= Supplied material =
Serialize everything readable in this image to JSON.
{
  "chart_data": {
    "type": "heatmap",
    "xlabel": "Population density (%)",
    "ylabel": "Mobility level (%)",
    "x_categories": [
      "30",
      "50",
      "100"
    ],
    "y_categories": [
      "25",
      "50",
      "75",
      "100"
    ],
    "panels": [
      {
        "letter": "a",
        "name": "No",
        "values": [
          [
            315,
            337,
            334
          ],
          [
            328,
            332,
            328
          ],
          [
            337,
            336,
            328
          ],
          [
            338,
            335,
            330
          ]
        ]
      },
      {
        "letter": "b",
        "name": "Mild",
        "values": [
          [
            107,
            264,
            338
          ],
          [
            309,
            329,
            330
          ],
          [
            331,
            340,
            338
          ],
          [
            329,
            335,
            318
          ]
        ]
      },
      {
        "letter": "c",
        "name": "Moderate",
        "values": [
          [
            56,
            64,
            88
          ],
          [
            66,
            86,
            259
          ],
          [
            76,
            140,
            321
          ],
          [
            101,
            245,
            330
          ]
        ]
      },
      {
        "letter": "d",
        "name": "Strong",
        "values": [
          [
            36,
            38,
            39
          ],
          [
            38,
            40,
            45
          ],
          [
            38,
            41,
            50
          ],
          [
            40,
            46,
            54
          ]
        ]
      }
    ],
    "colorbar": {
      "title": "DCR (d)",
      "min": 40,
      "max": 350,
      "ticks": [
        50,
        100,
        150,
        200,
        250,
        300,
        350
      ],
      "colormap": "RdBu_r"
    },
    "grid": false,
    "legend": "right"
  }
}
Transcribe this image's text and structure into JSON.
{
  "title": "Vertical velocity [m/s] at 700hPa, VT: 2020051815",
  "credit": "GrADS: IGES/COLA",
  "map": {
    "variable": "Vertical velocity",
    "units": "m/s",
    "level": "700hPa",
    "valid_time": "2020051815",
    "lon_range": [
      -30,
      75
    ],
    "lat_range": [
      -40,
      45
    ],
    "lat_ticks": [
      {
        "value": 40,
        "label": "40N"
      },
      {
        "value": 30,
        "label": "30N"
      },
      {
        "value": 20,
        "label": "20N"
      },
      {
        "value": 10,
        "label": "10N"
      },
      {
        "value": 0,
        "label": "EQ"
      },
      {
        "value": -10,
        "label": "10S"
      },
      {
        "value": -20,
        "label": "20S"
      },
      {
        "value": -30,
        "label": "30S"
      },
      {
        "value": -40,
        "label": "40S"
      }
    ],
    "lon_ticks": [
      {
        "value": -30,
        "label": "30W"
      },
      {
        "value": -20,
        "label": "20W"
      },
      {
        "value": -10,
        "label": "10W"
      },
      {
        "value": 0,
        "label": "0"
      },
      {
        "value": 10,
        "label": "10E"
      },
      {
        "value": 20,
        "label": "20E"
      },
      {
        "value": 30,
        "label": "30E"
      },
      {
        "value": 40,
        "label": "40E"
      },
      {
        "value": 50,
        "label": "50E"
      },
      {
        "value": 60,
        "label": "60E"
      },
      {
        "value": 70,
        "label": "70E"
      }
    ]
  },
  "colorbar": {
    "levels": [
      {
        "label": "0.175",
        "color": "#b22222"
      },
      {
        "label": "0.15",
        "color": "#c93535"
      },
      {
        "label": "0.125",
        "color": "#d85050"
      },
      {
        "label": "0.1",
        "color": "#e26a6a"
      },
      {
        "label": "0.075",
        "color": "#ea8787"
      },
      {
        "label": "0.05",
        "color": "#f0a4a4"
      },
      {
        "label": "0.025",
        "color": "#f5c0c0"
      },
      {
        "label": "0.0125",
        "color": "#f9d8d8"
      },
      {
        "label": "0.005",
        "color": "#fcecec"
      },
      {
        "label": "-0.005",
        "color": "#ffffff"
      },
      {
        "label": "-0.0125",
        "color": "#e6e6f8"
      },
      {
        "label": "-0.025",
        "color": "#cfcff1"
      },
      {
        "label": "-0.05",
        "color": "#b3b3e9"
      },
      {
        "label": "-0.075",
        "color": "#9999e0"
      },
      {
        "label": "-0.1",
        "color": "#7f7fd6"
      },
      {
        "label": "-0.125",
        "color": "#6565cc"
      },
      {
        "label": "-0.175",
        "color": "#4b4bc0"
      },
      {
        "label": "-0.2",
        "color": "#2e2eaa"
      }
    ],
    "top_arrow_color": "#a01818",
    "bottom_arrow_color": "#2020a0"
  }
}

= Exercise =
All of the entries above must be quoted exactly.

= Task solution =
Serialize everything readable in this image to JSON.
{
  "chart_data": {
    "type": "heatmap",
    "xlabel": "Population density (%)",
    "ylabel": "Mobility level (%)",
    "x_categories": [
      "30",
      "50",
      "100"
    ],
    "y_categories": [
      "25",
      "50",
      "75",
      "100"
    ],
    "panels": [
      {
        "letter": "a",
        "name": "No",
        "values": [
          [
            315,
            337,
            334
          ],
          [
            328,
            332,
            328
          ],
          [
            337,
            336,
            328
          ],
          [
            338,
            335,
            330
          ]
        ]
      },
      {
        "letter": "b",
        "name": "Mild",
        "values": [
          [
            107,
            264,
            338
          ],
          [
            309,
            329,
            330
          ],
          [
            331,
            340,
            338
          ],
          [
            329,
            335,
            318
          ]
        ]
      },
      {
        "letter": "c",
        "name": "Moderate",
        "values": [
          [
            56,
            64,
            88
          ],
          [
            66,
            86,
            259
          ],
          [
            76,
            140,
            321
          ],
          [
            101,
            245,
            330
          ]
        ]
      },
      {
        "letter": "d",
        "name": "Strong",
        "values": [
          [
            36,
            38,
            39
          ],
          [
            38,
            40,
            45
          ],
          [
            38,
            41,
            50
          ],
          [
            40,
            46,
            54
          ]
        ]
      }
    ],
    "colorbar": {
      "title": "DCR (d)",
      "min": 40,
      "max": 350,
      "ticks": [
        50,
        100,
        150,
        200,
        250,
        300,
        350
      ],
      "colormap": "RdBu_r"
    },
    "grid": false,
    "legend": "right"
  }
}
Transcribe this image's text and structure into JSON.
{
  "title": "Vertical velocity [m/s] at 700hPa, VT: 2020051815",
  "credit": "GrADS: IGES/COLA",
  "map": {
    "variable": "Vertical velocity",
    "units": "m/s",
    "level": "700hPa",
    "valid_time": "2020051815",
    "lon_range": [
      -30,
      75
    ],
    "lat_range": [
      -40,
      45
    ],
    "lat_ticks": [
      {
        "value": 40,
        "label": "40N"
      },
      {
        "value": 30,
        "label": "30N"
      },
      {
        "value": 20,
        "label": "20N"
      },
      {
        "value": 10,
        "label": "10N"
      },
      {
        "value": 0,
        "label": "EQ"
      },
      {
        "value": -10,
        "label": "10S"
      },
      {
        "value": -20,
        "label": "20S"
      },
      {
        "value": -30,
        "label": "30S"
      },
      {
        "value": -40,
        "label": "40S"
      }
    ],
    "lon_ticks": [
      {
        "value": -30,
        "label": "30W"
      },
      {
        "value": -20,
        "label": "20W"
      },
      {
        "value": -10,
        "label": "10W"
      },
      {
        "value": 0,
        "label": "0"
      },
      {
        "value": 10,
        "label": "10E"
      },
      {
        "value": 20,
        "label": "20E"
      },
      {
        "value": 30,
        "label": "30E"
      },
      {
        "value": 40,
        "label": "40E"
      },
      {
        "value": 50,
        "label": "50E"
      },
      {
        "value": 60,
        "label": "60E"
      },
      {
        "value": 70,
        "label": "70E"
      }
    ]
  },
  "colorbar": {
    "levels": [
      {
        "label": "0.175",
        "color": "#b22222"
      },
      {
        "label": "0.15",
        "color": "#c93535"
      },
      {
        "label": "0.125",
        "color": "#d85050"
      },
      {
        "label": "0.1",
        "color": "#e26a6a"
      },
      {
        "label": "0.075",
        "color": "#ea8787"
      },
      {
        "label": "0.05",
        "color": "#f0a4a4"
      },
      {
        "label": "0.025",
        "color": "#f5c0c0"
      },
      {
        "label": "0.0125",
        "color": "#f9d8d8"
      },
      {
        "label": "0.005",
        "color": "#fcecec"
      },
      {
        "label": "-0.005",
        "color": "#ffffff"
      },
      {
        "label": "-0.0125",
        "color": "#e6e6f8"
      },
      {
        "label": "-0.025",
        "color": "#cfcff1"
      },
      {
        "label": "-0.05",
        "color": "#b3b3e9"
      },
      {
        "label": "-0.075",
        "color": "#9999e0"
      },
      {
        "label": "-0.1",
        "color": "#7f7fd6"
      },
      {
        "label": "-0.125",
        "color": "#6565cc"
      },
      {
        "label": "-0.175",
        "color": "#4b4bc0"
      },
      {
        "label": "-0.2",
        "color": "#2e2eaa"
      }
    ],
    "top_arrow_color": "#a01818",
    "bottom_arrow_color": "#2020a0"
  }
}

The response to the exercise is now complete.